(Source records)
Start
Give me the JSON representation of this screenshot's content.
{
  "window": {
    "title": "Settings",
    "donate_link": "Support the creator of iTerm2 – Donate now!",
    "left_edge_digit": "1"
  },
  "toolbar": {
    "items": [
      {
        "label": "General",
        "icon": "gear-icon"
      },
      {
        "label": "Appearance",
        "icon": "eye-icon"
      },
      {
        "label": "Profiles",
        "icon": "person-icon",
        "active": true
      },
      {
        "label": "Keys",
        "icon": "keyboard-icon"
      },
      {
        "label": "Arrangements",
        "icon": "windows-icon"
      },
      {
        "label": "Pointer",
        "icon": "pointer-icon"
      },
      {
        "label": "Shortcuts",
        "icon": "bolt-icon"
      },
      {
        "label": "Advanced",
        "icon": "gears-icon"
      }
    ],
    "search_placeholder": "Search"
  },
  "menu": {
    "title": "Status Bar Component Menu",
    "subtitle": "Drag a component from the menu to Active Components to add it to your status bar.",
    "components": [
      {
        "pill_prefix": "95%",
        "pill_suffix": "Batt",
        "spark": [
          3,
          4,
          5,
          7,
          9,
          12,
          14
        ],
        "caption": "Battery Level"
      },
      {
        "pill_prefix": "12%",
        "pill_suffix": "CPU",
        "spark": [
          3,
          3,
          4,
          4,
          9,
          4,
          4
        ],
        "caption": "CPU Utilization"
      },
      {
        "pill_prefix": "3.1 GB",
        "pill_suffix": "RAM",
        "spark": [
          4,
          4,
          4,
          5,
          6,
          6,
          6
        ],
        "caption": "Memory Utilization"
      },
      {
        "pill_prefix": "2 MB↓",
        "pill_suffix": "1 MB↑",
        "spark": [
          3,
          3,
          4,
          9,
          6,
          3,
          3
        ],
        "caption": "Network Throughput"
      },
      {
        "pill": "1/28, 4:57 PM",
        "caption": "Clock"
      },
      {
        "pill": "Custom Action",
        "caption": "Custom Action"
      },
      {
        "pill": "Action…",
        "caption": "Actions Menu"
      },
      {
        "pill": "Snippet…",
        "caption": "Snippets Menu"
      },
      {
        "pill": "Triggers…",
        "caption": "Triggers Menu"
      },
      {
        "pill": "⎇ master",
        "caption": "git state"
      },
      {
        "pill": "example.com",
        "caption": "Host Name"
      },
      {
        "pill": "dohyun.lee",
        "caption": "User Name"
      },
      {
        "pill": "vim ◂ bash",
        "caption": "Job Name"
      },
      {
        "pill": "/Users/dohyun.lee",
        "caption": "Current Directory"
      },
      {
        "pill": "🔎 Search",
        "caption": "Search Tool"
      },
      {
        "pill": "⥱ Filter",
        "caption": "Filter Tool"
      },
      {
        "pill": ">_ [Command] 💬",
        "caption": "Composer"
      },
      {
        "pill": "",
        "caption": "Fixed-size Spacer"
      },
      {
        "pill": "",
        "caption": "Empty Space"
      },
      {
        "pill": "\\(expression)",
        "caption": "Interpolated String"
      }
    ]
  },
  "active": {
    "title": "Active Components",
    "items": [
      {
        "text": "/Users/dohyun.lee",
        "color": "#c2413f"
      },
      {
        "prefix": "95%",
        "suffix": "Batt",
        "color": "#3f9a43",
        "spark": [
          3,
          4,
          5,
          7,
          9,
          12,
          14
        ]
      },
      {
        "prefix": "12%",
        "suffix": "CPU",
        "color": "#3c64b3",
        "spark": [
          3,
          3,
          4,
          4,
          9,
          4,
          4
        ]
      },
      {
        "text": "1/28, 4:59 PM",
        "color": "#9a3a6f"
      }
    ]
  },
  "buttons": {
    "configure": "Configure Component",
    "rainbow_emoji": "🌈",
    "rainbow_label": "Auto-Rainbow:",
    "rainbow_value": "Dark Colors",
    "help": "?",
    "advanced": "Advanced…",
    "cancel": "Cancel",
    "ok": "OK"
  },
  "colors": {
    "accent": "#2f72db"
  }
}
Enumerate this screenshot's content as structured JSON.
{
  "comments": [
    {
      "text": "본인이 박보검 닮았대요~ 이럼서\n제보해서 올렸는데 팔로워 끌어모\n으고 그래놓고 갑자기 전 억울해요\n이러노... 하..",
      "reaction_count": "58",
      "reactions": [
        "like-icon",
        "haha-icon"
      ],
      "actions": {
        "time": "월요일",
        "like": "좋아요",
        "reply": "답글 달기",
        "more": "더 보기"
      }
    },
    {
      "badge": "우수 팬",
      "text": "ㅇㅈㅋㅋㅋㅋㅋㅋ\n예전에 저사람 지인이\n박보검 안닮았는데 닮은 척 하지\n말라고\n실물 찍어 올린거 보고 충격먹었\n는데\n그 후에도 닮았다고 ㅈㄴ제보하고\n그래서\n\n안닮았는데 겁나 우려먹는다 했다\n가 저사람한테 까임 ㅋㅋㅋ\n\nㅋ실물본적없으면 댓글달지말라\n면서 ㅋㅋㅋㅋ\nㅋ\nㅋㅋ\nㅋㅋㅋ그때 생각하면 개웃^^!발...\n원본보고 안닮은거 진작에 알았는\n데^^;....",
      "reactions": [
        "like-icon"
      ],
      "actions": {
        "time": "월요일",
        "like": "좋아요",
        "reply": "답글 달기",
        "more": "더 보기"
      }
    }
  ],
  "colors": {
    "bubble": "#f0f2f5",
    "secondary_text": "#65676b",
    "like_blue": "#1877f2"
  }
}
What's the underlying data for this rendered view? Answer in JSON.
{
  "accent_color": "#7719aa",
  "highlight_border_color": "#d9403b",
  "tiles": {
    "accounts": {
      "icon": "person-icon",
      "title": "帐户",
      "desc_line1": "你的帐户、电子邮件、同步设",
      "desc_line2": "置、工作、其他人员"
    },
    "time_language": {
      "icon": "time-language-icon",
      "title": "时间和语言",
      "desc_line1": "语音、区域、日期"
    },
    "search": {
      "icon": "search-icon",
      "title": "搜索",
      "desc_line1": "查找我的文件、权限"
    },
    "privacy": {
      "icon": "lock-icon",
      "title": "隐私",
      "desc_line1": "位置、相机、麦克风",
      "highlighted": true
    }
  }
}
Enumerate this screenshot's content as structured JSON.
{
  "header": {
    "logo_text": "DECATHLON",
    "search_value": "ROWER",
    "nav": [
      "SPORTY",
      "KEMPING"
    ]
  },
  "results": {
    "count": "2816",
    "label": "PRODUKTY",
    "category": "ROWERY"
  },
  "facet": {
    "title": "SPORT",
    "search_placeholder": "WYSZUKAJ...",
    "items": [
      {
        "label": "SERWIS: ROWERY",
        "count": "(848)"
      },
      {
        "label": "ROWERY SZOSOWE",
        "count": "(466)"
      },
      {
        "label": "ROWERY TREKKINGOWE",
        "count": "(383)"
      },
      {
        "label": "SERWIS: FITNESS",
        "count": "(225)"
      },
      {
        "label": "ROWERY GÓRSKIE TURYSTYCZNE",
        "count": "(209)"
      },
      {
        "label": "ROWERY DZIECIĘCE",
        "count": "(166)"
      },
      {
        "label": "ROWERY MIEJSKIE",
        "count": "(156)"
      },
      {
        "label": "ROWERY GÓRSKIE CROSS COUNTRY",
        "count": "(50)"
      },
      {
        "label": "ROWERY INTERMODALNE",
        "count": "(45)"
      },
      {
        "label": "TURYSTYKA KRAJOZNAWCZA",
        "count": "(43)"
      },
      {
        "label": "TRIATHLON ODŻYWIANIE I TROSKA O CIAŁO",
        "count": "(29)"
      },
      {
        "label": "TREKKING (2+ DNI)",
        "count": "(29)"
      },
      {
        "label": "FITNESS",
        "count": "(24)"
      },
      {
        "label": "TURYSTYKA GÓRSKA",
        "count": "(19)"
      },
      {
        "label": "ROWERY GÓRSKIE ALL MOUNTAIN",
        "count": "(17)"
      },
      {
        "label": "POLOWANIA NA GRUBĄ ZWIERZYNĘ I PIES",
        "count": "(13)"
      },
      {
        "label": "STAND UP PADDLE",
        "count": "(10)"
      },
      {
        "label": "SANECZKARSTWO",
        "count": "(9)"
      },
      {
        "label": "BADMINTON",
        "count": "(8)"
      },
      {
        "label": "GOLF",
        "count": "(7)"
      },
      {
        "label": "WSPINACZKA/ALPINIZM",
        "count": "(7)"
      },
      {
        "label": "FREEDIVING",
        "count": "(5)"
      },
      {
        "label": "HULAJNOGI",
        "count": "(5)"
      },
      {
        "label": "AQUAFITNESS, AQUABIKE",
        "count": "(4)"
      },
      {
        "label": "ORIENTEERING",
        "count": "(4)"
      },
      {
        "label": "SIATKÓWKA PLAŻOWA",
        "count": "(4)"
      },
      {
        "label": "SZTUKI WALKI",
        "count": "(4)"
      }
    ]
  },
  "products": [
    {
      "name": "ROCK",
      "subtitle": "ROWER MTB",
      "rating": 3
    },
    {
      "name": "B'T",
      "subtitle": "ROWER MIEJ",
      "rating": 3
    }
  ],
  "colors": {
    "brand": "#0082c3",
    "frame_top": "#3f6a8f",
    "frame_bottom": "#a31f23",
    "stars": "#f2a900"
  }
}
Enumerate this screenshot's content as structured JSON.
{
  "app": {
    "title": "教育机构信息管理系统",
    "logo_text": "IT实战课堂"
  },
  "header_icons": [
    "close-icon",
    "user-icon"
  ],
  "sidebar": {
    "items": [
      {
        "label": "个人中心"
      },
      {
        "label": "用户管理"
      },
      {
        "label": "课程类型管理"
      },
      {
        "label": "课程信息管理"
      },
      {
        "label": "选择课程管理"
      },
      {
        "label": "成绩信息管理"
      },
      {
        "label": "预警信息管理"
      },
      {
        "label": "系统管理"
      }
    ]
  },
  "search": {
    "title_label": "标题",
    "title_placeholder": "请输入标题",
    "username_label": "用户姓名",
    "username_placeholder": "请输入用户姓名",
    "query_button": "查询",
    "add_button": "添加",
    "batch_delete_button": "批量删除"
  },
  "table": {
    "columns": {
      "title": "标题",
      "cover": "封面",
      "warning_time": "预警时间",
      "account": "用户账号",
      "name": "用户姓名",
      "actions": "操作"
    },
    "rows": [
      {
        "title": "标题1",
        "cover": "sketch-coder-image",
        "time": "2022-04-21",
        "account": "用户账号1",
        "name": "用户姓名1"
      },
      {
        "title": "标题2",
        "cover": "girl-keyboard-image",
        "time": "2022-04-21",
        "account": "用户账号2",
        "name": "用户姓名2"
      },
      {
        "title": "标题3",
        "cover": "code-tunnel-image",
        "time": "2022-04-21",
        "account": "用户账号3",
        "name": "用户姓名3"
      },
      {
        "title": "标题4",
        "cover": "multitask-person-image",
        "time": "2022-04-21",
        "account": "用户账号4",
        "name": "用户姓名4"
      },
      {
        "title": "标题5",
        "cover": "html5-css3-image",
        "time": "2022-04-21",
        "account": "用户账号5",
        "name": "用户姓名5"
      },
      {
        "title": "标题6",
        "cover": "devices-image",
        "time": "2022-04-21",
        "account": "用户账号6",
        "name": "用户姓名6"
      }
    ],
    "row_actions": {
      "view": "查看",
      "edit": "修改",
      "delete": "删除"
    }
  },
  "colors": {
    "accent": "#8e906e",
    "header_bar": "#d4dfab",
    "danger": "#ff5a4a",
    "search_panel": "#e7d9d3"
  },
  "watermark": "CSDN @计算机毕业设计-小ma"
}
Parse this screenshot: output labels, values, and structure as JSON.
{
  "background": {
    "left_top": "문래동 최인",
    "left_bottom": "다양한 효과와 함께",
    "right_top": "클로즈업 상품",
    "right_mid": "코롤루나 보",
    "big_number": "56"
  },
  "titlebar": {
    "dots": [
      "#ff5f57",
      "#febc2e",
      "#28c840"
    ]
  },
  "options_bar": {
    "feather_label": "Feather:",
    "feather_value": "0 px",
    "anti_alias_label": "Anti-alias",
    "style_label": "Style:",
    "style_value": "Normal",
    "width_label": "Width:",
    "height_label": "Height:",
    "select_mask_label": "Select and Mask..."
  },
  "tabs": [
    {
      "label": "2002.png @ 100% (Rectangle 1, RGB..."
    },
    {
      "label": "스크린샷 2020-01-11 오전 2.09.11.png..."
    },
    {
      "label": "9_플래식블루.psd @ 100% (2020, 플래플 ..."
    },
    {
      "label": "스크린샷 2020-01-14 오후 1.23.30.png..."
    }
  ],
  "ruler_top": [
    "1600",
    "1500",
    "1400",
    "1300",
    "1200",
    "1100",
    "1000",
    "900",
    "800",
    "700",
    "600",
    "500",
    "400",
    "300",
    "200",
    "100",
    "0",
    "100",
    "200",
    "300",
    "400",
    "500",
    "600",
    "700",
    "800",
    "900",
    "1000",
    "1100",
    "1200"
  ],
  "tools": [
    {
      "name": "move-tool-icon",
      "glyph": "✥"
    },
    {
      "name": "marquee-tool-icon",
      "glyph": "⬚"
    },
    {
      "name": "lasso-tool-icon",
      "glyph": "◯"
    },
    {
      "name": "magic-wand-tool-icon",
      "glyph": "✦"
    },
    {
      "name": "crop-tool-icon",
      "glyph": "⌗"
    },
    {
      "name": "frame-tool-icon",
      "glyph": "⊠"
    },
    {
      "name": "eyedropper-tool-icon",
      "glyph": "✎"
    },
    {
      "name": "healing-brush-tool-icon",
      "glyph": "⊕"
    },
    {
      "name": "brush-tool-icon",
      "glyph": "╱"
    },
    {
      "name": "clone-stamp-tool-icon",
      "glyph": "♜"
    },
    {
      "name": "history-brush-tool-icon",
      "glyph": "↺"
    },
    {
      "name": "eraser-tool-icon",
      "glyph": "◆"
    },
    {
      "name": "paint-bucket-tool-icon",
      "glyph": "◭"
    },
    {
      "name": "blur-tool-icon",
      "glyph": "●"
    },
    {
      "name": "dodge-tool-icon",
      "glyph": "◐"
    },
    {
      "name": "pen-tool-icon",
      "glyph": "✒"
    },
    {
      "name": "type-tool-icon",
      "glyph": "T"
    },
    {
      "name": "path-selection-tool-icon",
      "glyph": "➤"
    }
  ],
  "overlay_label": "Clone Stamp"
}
End
Problem requirements: Return all lines with the word "view" in them.

Answer to the task:
What's the underlying data for this rendered view? Answer in JSON.
      "view": "查看",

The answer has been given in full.